Chart and figure data:
###

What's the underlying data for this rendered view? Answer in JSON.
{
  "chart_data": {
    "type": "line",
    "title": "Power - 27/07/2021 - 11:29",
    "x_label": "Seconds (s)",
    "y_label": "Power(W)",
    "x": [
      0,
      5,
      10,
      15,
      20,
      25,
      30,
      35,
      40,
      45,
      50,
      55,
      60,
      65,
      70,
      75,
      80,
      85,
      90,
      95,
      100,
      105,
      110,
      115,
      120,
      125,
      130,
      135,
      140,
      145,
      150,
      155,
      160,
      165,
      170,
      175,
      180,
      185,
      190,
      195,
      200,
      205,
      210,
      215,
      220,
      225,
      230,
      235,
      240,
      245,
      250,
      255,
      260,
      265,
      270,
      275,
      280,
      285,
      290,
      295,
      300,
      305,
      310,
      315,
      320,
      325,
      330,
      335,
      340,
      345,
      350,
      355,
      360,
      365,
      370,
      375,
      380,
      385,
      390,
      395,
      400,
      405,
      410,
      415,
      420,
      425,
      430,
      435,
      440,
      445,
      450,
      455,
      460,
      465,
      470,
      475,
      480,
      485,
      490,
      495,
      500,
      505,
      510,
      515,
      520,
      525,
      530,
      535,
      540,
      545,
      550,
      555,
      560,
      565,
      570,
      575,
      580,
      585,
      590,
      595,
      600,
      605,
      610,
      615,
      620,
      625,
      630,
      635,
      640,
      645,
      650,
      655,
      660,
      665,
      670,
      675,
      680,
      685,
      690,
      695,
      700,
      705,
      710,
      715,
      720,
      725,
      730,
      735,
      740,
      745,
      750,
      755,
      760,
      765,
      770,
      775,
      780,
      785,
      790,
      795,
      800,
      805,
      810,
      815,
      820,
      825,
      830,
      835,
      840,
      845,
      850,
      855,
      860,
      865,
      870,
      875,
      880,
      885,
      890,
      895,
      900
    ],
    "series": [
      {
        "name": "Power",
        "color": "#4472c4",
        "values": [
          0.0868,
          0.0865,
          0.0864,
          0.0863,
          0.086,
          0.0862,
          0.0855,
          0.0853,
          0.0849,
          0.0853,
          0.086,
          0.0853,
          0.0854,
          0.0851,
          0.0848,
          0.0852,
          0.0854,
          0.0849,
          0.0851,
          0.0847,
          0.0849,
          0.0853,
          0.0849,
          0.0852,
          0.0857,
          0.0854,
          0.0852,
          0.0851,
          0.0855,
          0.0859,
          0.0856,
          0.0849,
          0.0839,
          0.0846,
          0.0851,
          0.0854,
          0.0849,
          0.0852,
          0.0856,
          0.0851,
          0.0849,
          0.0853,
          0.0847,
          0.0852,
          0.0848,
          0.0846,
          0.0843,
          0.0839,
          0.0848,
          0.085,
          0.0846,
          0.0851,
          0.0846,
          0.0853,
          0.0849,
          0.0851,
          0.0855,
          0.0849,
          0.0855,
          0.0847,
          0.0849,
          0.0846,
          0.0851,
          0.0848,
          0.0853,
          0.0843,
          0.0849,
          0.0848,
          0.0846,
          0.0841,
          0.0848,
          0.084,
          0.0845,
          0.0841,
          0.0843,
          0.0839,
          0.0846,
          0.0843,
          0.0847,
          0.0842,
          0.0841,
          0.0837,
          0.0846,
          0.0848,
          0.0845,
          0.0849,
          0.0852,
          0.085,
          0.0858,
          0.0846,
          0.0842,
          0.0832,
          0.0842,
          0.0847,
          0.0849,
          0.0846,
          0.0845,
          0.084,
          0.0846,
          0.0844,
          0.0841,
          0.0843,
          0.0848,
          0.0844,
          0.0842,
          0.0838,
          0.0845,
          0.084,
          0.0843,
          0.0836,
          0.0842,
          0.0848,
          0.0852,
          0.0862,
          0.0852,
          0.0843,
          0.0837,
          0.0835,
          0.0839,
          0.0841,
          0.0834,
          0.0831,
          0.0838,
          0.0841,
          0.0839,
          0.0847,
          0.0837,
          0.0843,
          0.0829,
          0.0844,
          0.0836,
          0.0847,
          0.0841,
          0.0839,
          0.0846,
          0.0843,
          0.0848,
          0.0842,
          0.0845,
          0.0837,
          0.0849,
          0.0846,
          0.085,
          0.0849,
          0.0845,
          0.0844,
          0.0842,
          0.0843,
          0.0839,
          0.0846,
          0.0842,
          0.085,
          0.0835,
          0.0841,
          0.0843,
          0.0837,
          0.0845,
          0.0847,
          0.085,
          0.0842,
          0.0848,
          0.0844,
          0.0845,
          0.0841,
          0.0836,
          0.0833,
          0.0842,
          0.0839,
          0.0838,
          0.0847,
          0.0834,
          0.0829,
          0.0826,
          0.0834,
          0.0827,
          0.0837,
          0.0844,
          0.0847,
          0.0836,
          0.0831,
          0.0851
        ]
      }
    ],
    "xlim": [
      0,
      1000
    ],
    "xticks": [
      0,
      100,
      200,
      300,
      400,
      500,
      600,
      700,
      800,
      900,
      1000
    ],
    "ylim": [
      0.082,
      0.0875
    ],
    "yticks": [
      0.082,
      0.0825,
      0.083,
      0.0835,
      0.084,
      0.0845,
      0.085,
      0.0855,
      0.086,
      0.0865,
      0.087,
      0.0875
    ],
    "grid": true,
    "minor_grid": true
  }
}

###

=== YOUR GOAL ===
Repeat all entries. Match them exactly.

=== THE OUTPUT ===
What's the underlying data for this rendered view? Answer in JSON.
{
  "chart_data": {
    "type": "line",
    "title": "Power - 27/07/2021 - 11:29",
    "x_label": "Seconds (s)",
    "y_label": "Power(W)",
    "x": [
      0,
      5,
      10,
      15,
      20,
      25,
      30,
      35,
      40,
      45,
      50,
      55,
      60,
      65,
      70,
      75,
      80,
      85,
      90,
      95,
      100,
      105,
      110,
      115,
      120,
      125,
      130,
      135,
      140,
      145,
      150,
      155,
      160,
      165,
      170,
      175,
      180,
      185,
      190,
      195,
      200,
      205,
      210,
      215,
      220,
      225,
      230,
      235,
      240,
      245,
      250,
      255,
      260,
      265,
      270,
      275,
      280,
      285,
      290,
      295,
      300,
      305,
      310,
      315,
      320,
      325,
      330,
      335,
      340,
      345,
      350,
      355,
      360,
      365,
      370,
      375,
      380,
      385,
      390,
      395,
      400,
      405,
      410,
      415,
      420,
      425,
      430,
      435,
      440,
      445,
      450,
      455,
      460,
      465,
      470,
      475,
      480,
      485,
      490,
      495,
      500,
      505,
      510,
      515,
      520,
      525,
      530,
      535,
      540,
      545,
      550,
      555,
      560,
      565,
      570,
      575,
      580,
      585,
      590,
      595,
      600,
      605,
      610,
      615,
      620,
      625,
      630,
      635,
      640,
      645,
      650,
      655,
      660,
      665,
      670,
      675,
      680,
      685,
      690,
      695,
      700,
      705,
      710,
      715,
      720,
      725,
      730,
      735,
      740,
      745,
      750,
      755,
      760,
      765,
      770,
      775,
      780,
      785,
      790,
      795,
      800,
      805,
      810,
      815,
      820,
      825,
      830,
      835,
      840,
      845,
      850,
      855,
      860,
      865,
      870,
      875,
      880,
      885,
      890,
      895,
      900
    ],
    "series": [
      {
        "name": "Power",
        "color": "#4472c4",
        "values": [
          0.0868,
          0.0865,
          0.0864,
          0.0863,
          0.086,
          0.0862,
          0.0855,
          0.0853,
          0.0849,
          0.0853,
          0.086,
          0.0853,
          0.0854,
          0.0851,
          0.0848,
          0.0852,
          0.0854,
          0.0849,
          0.0851,
          0.0847,
          0.0849,
          0.0853,
          0.0849,
          0.0852,
          0.0857,
          0.0854,
          0.0852,
          0.0851,
          0.0855,
          0.0859,
          0.0856,
          0.0849,
          0.0839,
          0.0846,
          0.0851,
          0.0854,
          0.0849,
          0.0852,
          0.0856,
          0.0851,
          0.0849,
          0.0853,
          0.0847,
          0.0852,
          0.0848,
          0.0846,
          0.0843,
          0.0839,
          0.0848,
          0.085,
          0.0846,
          0.0851,
          0.0846,
          0.0853,
          0.0849,
          0.0851,
          0.0855,
          0.0849,
          0.0855,
          0.0847,
          0.0849,
          0.0846,
          0.0851,
          0.0848,
          0.0853,
          0.0843,
          0.0849,
          0.0848,
          0.0846,
          0.0841,
          0.0848,
          0.084,
          0.0845,
          0.0841,
          0.0843,
          0.0839,
          0.0846,
          0.0843,
          0.0847,
          0.0842,
          0.0841,
          0.0837,
          0.0846,
          0.0848,
          0.0845,
          0.0849,
          0.0852,
          0.085,
          0.0858,
          0.0846,
          0.0842,
          0.0832,
          0.0842,
          0.0847,
          0.0849,
          0.0846,
          0.0845,
          0.084,
          0.0846,
          0.0844,
          0.0841,
          0.0843,
          0.0848,
          0.0844,
          0.0842,
          0.0838,
          0.0845,
          0.084,
          0.0843,
          0.0836,
          0.0842,
          0.0848,
          0.0852,
          0.0862,
          0.0852,
          0.0843,
          0.0837,
          0.0835,
          0.0839,
          0.0841,
          0.0834,
          0.0831,
          0.0838,
          0.0841,
          0.0839,
          0.0847,
          0.0837,
          0.0843,
          0.0829,
          0.0844,
          0.0836,
          0.0847,
          0.0841,
          0.0839,
          0.0846,
          0.0843,
          0.0848,
          0.0842,
          0.0845,
          0.0837,
          0.0849,
          0.0846,
          0.085,
          0.0849,
          0.0845,
          0.0844,
          0.0842,
          0.0843,
          0.0839,
          0.0846,
          0.0842,
          0.085,
          0.0835,
          0.0841,
          0.0843,
          0.0837,
          0.0845,
          0.0847,
          0.085,
          0.0842,
          0.0848,
          0.0844,
          0.0845,
          0.0841,
          0.0836,
          0.0833,
          0.0842,
          0.0839,
          0.0838,
          0.0847,
          0.0834,
          0.0829,
          0.0826,
          0.0834,
          0.0827,
          0.0837,
          0.0844,
          0.0847,
          0.0836,
          0.0831,
          0.0851
        ]
      }
    ],
    "xlim": [
      0,
      1000
    ],
    "xticks": [
      0,
      100,
      200,
      300,
      400,
      500,
      600,
      700,
      800,
      900,
      1000
    ],
    "ylim": [
      0.082,
      0.0875
    ],
    "yticks": [
      0.082,
      0.0825,
      0.083,
      0.0835,
      0.084,
      0.0845,
      0.085,
      0.0855,
      0.086,
      0.0865,
      0.087,
      0.0875
    ],
    "grid": true,
    "minor_grid": true
  }
}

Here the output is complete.